Supplied information>
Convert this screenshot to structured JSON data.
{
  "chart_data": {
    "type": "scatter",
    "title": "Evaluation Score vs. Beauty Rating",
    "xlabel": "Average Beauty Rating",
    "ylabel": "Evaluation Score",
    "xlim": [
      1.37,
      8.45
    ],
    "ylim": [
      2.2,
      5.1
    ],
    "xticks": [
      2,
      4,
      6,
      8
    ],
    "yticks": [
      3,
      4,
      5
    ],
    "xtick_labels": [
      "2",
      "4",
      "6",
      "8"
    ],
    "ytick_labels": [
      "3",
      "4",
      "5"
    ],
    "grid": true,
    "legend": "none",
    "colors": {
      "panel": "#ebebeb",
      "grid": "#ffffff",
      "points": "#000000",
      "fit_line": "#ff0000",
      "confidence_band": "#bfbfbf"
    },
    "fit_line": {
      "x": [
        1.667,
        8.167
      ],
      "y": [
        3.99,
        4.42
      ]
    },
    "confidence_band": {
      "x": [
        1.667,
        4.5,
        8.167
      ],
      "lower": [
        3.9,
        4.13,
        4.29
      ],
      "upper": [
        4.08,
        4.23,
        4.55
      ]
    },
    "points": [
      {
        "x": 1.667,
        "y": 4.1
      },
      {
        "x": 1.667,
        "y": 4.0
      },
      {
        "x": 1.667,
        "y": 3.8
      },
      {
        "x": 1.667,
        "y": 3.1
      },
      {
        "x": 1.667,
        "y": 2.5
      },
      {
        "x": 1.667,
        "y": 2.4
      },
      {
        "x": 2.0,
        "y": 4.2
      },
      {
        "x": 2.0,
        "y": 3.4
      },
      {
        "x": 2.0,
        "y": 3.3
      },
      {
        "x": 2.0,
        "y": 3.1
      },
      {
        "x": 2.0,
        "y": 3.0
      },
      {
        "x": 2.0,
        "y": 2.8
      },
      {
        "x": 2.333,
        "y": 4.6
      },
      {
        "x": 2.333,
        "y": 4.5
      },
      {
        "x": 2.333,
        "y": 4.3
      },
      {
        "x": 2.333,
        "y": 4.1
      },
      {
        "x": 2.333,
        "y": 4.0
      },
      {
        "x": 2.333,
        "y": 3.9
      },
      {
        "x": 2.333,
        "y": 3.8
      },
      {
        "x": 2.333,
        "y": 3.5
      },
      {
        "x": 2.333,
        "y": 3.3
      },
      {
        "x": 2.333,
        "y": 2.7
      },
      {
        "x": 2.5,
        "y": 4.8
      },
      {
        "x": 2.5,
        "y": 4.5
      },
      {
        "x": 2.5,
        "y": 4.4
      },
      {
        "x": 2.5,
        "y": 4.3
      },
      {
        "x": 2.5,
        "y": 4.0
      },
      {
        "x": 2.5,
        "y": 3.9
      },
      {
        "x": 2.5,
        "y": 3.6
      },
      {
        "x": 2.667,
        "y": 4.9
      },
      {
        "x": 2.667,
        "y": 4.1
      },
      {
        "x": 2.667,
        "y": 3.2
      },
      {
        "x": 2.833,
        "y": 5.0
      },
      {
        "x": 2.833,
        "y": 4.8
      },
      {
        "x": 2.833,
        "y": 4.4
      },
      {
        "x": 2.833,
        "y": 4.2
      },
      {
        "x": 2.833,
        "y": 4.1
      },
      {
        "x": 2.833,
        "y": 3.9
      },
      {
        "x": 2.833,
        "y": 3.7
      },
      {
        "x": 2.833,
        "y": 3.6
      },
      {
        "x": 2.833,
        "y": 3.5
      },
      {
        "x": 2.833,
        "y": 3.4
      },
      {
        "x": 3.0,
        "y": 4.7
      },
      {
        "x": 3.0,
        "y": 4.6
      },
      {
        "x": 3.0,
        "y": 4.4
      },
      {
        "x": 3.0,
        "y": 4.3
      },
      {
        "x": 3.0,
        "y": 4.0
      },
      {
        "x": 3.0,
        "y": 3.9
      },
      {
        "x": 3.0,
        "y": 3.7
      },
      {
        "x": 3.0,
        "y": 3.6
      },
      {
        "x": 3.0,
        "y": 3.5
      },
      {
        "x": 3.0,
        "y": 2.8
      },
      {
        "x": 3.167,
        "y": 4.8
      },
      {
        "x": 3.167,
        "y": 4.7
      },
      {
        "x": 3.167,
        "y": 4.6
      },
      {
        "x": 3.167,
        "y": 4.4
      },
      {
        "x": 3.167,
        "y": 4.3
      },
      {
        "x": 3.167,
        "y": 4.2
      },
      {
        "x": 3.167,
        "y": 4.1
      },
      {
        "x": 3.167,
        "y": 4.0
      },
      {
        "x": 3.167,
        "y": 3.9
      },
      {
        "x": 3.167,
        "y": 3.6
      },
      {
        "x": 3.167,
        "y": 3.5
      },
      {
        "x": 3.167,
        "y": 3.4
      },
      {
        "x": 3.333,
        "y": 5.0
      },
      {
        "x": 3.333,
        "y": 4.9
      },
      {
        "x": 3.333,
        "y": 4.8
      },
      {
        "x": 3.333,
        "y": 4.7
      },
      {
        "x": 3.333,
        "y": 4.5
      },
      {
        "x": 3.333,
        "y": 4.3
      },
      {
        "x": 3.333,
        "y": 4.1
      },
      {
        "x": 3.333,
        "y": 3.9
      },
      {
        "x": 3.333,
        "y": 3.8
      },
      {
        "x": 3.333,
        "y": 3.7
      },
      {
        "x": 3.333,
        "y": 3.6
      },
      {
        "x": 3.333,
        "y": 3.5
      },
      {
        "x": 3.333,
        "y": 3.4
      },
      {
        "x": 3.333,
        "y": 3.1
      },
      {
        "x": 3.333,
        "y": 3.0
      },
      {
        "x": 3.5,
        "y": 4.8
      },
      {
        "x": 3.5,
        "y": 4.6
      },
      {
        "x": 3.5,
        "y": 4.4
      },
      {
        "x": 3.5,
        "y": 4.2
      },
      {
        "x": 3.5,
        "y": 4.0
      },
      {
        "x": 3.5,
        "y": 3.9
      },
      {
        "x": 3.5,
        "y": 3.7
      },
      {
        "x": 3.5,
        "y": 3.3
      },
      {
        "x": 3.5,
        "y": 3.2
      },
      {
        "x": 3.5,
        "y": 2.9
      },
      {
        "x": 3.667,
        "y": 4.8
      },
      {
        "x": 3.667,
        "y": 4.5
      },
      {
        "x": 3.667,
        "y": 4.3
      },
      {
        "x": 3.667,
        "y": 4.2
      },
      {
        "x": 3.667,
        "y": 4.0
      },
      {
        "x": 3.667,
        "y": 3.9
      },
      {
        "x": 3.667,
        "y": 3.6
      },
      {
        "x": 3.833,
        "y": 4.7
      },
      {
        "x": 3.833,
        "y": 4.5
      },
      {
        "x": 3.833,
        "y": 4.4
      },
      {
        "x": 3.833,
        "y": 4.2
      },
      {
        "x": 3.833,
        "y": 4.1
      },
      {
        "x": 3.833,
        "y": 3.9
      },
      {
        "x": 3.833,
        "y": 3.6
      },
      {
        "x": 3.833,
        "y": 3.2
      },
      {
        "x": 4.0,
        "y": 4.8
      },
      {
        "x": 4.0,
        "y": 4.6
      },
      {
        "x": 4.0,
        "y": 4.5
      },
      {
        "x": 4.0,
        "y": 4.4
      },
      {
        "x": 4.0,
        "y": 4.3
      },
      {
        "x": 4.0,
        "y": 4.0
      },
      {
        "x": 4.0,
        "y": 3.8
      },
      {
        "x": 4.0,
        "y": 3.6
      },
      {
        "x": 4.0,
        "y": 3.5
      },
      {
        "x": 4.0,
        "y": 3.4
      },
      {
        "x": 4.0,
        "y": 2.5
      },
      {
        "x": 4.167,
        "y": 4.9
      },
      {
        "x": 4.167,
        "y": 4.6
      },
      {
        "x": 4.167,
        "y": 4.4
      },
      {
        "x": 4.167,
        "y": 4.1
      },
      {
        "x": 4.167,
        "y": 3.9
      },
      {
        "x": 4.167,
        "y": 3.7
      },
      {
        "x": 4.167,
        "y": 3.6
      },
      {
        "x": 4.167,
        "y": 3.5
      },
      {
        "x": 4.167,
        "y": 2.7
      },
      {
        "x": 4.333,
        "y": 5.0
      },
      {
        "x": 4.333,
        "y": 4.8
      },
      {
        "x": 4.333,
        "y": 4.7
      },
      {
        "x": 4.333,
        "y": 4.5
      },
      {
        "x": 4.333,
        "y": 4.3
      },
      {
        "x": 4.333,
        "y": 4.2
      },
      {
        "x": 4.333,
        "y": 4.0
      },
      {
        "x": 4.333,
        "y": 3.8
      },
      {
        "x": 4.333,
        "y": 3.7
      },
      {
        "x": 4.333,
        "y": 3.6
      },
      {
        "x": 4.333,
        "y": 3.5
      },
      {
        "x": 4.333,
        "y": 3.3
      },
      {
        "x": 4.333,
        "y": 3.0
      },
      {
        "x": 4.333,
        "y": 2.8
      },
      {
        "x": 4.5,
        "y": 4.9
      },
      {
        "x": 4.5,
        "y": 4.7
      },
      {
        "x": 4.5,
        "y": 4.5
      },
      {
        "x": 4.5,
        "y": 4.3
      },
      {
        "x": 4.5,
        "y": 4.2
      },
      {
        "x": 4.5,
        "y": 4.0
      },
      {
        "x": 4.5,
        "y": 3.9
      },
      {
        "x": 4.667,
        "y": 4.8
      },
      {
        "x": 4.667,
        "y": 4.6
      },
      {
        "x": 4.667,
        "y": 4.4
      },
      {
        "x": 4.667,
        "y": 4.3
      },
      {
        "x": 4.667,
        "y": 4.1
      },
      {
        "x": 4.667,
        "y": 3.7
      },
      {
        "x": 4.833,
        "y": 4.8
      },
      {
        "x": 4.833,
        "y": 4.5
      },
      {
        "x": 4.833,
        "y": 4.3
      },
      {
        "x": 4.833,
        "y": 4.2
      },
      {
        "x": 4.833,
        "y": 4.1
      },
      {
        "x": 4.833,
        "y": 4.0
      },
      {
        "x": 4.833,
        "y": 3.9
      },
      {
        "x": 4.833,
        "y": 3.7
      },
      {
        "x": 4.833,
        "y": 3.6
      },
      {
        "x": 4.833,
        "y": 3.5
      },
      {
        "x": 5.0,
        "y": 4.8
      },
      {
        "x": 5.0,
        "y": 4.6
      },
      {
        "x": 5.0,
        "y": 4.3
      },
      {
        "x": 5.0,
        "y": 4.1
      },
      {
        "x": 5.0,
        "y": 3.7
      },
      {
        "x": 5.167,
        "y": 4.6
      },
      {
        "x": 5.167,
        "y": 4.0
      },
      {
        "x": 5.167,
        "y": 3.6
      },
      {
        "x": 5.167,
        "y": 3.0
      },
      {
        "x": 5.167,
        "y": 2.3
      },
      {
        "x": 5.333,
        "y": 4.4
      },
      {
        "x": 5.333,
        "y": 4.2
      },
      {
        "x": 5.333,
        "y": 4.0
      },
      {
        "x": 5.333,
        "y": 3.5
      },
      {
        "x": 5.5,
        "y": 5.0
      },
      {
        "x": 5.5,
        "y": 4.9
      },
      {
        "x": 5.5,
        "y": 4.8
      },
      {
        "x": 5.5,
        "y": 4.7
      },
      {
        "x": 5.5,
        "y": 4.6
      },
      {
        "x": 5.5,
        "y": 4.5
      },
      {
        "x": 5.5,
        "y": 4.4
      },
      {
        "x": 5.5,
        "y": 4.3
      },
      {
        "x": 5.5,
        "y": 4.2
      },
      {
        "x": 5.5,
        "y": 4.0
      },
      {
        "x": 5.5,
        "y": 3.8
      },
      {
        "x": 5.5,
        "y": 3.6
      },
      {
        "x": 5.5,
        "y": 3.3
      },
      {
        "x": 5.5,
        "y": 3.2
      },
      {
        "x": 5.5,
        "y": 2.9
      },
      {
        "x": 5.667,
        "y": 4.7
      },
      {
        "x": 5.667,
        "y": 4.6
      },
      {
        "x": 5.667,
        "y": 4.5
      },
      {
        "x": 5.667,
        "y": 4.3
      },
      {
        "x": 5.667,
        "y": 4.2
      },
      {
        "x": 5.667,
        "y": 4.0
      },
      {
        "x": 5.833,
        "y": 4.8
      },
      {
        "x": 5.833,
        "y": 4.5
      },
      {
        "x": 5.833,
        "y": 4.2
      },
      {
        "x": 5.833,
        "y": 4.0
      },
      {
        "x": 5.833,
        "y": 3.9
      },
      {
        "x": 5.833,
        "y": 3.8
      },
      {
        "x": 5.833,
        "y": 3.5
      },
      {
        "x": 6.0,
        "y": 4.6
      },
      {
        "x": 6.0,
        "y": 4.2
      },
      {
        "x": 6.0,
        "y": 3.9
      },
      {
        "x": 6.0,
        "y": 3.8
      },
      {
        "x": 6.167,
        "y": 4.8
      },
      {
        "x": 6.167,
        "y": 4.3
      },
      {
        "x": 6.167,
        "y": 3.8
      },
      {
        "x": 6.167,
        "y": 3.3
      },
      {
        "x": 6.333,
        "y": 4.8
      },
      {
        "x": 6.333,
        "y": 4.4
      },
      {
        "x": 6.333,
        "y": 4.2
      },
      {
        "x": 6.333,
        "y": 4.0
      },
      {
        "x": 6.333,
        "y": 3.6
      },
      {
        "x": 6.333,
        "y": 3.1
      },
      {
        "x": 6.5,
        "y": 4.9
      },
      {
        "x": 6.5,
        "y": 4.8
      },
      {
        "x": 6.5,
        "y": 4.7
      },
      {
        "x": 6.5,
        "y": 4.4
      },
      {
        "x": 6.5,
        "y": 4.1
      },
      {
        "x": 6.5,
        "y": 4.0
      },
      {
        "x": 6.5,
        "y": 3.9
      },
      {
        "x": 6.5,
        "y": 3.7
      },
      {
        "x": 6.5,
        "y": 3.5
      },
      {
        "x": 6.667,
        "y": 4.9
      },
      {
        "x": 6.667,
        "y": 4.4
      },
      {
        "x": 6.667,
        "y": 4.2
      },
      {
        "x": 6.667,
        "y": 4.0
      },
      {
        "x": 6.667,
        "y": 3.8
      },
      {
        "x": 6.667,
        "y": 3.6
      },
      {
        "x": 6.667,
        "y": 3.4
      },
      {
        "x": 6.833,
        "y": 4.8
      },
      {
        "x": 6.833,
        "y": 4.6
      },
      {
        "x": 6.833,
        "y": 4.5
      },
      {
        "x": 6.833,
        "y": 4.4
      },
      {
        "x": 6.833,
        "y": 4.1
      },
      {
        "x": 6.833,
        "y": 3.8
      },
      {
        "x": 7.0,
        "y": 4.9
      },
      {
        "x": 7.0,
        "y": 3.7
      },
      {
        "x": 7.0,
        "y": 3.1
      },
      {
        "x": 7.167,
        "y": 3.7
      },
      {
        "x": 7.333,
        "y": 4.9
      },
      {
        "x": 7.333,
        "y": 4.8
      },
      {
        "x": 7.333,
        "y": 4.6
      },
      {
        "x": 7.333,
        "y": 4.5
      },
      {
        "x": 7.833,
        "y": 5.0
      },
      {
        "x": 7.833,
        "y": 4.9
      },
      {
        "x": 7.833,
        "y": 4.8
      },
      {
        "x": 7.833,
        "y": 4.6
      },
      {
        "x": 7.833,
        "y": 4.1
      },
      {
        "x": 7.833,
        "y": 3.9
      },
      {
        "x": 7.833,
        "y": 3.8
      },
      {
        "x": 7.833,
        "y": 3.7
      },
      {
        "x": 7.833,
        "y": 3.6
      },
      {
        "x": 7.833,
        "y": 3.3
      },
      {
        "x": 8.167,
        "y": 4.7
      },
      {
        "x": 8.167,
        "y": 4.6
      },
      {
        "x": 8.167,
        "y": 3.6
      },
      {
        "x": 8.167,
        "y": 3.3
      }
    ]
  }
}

The problem> Scan the material above for the word "Evaluation". Copy each line where it occurs.

Answer>
    "title": "Evaluation Score vs. Beauty Rating",
    "ylabel": "Evaluation Score",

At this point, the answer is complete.